Aim of the task —
Write out every entry exactly as it appears.
Begin Listed entries
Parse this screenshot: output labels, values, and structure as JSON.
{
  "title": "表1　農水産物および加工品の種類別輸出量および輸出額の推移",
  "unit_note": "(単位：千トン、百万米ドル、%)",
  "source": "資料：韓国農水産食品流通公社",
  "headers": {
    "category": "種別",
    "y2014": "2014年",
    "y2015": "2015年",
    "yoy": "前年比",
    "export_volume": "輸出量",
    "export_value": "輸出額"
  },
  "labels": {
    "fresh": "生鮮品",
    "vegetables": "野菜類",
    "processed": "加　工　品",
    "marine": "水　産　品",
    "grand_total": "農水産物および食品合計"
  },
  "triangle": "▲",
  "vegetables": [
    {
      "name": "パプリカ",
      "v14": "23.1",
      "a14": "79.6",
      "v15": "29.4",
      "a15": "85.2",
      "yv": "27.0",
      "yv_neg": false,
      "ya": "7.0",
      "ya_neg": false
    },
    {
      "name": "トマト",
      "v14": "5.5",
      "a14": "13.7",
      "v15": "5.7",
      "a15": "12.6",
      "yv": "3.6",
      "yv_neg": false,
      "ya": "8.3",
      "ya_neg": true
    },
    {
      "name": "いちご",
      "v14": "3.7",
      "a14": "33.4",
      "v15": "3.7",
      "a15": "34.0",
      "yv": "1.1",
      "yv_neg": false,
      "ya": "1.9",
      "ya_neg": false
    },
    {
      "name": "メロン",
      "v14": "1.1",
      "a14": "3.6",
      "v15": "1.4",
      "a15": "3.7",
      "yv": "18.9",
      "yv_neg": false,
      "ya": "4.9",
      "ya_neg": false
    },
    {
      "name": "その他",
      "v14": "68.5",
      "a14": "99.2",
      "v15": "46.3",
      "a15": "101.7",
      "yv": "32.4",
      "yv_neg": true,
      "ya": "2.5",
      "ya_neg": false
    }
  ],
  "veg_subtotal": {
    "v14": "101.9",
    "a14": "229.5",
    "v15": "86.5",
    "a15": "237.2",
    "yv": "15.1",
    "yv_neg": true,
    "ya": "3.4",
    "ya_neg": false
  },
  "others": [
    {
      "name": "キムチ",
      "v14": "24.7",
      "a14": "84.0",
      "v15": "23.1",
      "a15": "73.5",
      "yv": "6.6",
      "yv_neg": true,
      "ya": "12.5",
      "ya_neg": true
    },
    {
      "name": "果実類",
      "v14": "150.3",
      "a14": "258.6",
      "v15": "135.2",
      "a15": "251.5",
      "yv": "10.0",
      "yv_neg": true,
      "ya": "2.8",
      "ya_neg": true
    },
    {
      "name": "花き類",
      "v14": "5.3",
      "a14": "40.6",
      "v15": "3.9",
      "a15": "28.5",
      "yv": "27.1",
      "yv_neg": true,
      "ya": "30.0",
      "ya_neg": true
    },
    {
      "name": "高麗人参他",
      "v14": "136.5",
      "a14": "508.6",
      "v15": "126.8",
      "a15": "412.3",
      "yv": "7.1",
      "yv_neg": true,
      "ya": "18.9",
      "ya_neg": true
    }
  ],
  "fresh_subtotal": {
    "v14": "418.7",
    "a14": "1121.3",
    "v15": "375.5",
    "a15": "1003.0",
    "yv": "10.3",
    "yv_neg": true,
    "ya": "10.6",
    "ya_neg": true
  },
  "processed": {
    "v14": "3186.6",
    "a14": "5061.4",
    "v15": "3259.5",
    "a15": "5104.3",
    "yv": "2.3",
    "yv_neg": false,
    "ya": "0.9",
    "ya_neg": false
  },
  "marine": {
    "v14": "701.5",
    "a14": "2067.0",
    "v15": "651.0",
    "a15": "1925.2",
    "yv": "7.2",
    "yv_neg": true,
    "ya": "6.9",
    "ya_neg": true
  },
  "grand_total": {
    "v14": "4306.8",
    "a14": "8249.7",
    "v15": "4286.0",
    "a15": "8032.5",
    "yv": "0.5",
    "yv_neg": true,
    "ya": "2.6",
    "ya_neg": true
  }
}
End Listed entries
Finished answer —
Parse this screenshot: output labels, values, and structure as JSON.
{
  "title": "表1　農水産物および加工品の種類別輸出量および輸出額の推移",
  "unit_note": "(単位：千トン、百万米ドル、%)",
  "source": "資料：韓国農水産食品流通公社",
  "headers": {
    "category": "種別",
    "y2014": "2014年",
    "y2015": "2015年",
    "yoy": "前年比",
    "export_volume": "輸出量",
    "export_value": "輸出額"
  },
  "labels": {
    "fresh": "生鮮品",
    "vegetables": "野菜類",
    "processed": "加　工　品",
    "marine": "水　産　品",
    "grand_total": "農水産物および食品合計"
  },
  "triangle": "▲",
  "vegetables": [
    {
      "name": "パプリカ",
      "v14": "23.1",
      "a14": "79.6",
      "v15": "29.4",
      "a15": "85.2",
      "yv": "27.0",
      "yv_neg": false,
      "ya": "7.0",
      "ya_neg": false
    },
    {
      "name": "トマト",
      "v14": "5.5",
      "a14": "13.7",
      "v15": "5.7",
      "a15": "12.6",
      "yv": "3.6",
      "yv_neg": false,
      "ya": "8.3",
      "ya_neg": true
    },
    {
      "name": "いちご",
      "v14": "3.7",
      "a14": "33.4",
      "v15": "3.7",
      "a15": "34.0",
      "yv": "1.1",
      "yv_neg": false,
      "ya": "1.9",
      "ya_neg": false
    },
    {
      "name": "メロン",
      "v14": "1.1",
      "a14": "3.6",
      "v15": "1.4",
      "a15": "3.7",
      "yv": "18.9",
      "yv_neg": false,
      "ya": "4.9",
      "ya_neg": false
    },
    {
      "name": "その他",
      "v14": "68.5",
      "a14": "99.2",
      "v15": "46.3",
      "a15": "101.7",
      "yv": "32.4",
      "yv_neg": true,
      "ya": "2.5",
      "ya_neg": false
    }
  ],
  "veg_subtotal": {
    "v14": "101.9",
    "a14": "229.5",
    "v15": "86.5",
    "a15": "237.2",
    "yv": "15.1",
    "yv_neg": true,
    "ya": "3.4",
    "ya_neg": false
  },
  "others": [
    {
      "name": "キムチ",
      "v14": "24.7",
      "a14": "84.0",
      "v15": "23.1",
      "a15": "73.5",
      "yv": "6.6",
      "yv_neg": true,
      "ya": "12.5",
      "ya_neg": true
    },
    {
      "name": "果実類",
      "v14": "150.3",
      "a14": "258.6",
      "v15": "135.2",
      "a15": "251.5",
      "yv": "10.0",
      "yv_neg": true,
      "ya": "2.8",
      "ya_neg": true
    },
    {
      "name": "花き類",
      "v14": "5.3",
      "a14": "40.6",
      "v15": "3.9",
      "a15": "28.5",
      "yv": "27.1",
      "yv_neg": true,
      "ya": "30.0",
      "ya_neg": true
    },
    {
      "name": "高麗人参他",
      "v14": "136.5",
      "a14": "508.6",
      "v15": "126.8",
      "a15": "412.3",
      "yv": "7.1",
      "yv_neg": true,
      "ya": "18.9",
      "ya_neg": true
    }
  ],
  "fresh_subtotal": {
    "v14": "418.7",
    "a14": "1121.3",
    "v15": "375.5",
    "a15": "1003.0",
    "yv": "10.3",
    "yv_neg": true,
    "ya": "10.6",
    "ya_neg": true
  },
  "processed": {
    "v14": "3186.6",
    "a14": "5061.4",
    "v15": "3259.5",
    "a15": "5104.3",
    "yv": "2.3",
    "yv_neg": false,
    "ya": "0.9",
    "ya_neg": false
  },
  "marine": {
    "v14": "701.5",
    "a14": "2067.0",
    "v15": "651.0",
    "a15": "1925.2",
    "yv": "7.2",
    "yv_neg": true,
    "ya": "6.9",
    "ya_neg": true
  },
  "grand_total": {
    "v14": "4306.8",
    "a14": "8249.7",
    "v15": "4286.0",
    "a15": "8032.5",
    "yv": "0.5",
    "yv_neg": true,
    "ya": "2.6",
    "ya_neg": true
  }
}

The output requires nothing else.